Aim
Do any lines in the data below contain "програма"? If so, copy every one of them.

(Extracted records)
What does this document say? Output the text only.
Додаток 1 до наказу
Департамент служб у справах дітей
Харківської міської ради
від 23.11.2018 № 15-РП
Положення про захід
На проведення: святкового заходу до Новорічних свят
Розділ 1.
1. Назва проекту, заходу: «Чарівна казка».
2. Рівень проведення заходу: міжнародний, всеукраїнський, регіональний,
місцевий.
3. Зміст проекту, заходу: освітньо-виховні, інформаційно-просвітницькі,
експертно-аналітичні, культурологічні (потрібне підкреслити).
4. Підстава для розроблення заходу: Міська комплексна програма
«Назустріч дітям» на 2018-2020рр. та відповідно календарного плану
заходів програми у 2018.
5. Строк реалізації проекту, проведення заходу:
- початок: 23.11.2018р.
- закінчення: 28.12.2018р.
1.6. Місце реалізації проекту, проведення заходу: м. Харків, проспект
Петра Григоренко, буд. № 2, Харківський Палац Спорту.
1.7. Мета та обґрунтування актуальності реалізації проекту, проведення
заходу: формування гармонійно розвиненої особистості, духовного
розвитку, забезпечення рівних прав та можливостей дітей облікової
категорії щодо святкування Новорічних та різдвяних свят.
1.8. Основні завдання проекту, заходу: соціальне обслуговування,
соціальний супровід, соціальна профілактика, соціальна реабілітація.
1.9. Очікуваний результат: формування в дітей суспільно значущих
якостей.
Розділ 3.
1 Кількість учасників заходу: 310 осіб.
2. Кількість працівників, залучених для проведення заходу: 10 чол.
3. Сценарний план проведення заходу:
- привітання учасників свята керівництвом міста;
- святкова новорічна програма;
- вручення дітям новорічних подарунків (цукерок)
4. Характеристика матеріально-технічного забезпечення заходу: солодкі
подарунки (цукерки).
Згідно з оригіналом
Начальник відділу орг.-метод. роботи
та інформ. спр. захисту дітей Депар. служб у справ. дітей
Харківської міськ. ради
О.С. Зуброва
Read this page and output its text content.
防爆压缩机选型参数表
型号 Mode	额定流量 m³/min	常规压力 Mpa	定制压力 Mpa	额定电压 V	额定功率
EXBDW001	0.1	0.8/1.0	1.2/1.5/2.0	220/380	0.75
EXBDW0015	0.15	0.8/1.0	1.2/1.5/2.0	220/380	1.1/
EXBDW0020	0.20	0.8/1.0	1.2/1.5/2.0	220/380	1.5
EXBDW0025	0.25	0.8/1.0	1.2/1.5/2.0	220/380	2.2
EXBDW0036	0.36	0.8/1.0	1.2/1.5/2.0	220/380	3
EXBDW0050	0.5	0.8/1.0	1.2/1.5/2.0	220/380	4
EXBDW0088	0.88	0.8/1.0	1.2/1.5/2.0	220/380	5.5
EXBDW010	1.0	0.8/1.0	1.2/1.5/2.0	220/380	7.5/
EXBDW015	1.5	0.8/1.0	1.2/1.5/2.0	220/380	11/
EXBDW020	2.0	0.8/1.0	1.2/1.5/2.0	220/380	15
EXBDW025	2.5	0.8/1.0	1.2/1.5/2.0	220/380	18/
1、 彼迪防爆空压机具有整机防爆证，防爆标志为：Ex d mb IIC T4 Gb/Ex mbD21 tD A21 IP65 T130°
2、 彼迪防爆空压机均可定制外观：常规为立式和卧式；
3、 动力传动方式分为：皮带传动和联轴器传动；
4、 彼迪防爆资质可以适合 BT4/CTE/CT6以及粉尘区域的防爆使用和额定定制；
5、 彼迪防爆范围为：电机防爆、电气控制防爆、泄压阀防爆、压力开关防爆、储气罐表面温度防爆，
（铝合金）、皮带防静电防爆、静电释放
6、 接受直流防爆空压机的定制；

Output of the exercise
4. Підстава для розроблення заходу: Міська комплексна програма
- святкова новорічна програма;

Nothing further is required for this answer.